Saved data entries:
-------------------------

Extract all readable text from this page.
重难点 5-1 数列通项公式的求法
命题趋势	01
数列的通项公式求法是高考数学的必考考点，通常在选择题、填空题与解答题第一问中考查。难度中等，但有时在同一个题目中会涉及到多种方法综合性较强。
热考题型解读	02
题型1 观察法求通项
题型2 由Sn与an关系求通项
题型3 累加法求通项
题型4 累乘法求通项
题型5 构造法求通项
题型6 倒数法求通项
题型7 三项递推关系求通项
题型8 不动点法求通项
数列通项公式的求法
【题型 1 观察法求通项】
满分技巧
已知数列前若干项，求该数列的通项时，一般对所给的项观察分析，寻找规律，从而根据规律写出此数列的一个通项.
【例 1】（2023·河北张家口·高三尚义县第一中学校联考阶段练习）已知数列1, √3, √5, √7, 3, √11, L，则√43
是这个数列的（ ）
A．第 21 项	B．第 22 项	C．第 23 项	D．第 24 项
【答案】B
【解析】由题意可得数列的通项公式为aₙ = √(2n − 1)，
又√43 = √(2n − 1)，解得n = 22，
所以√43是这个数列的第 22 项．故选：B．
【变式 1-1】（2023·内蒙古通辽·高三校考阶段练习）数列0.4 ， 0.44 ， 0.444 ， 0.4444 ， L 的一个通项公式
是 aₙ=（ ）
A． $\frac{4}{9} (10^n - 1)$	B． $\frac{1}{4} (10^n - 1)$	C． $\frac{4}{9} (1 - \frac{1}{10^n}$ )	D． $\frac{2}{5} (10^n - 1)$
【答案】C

-------------------------

» Written request: Each line of the material should be duplicated exactly, please.

» Exercise result:
Extract all readable text from this page.
重难点 5-1 数列通项公式的求法
命题趋势	01
数列的通项公式求法是高考数学的必考考点，通常在选择题、填空题与解答题第一问中考查。难度中等，但有时在同一个题目中会涉及到多种方法综合性较强。
热考题型解读	02
题型1 观察法求通项
题型2 由Sn与an关系求通项
题型3 累加法求通项
题型4 累乘法求通项
题型5 构造法求通项
题型6 倒数法求通项
题型7 三项递推关系求通项
题型8 不动点法求通项
数列通项公式的求法
【题型 1 观察法求通项】
满分技巧
已知数列前若干项，求该数列的通项时，一般对所给的项观察分析，寻找规律，从而根据规律写出此数列的一个通项.
【例 1】（2023·河北张家口·高三尚义县第一中学校联考阶段练习）已知数列1, √3, √5, √7, 3, √11, L，则√43
是这个数列的（ ）
A．第 21 项	B．第 22 项	C．第 23 项	D．第 24 项
【答案】B
【解析】由题意可得数列的通项公式为aₙ = √(2n − 1)，
又√43 = √(2n − 1)，解得n = 22，
所以√43是这个数列的第 22 项．故选：B．
【变式 1-1】（2023·内蒙古通辽·高三校考阶段练习）数列0.4 ， 0.44 ， 0.444 ， 0.4444 ， L 的一个通项公式
是 aₙ=（ ）
A． $\frac{4}{9} (10^n - 1)$	B． $\frac{1}{4} (10^n - 1)$	C． $\frac{4}{9} (1 - \frac{1}{10^n}$ )	D． $\frac{2}{5} (10^n - 1)$
【答案】C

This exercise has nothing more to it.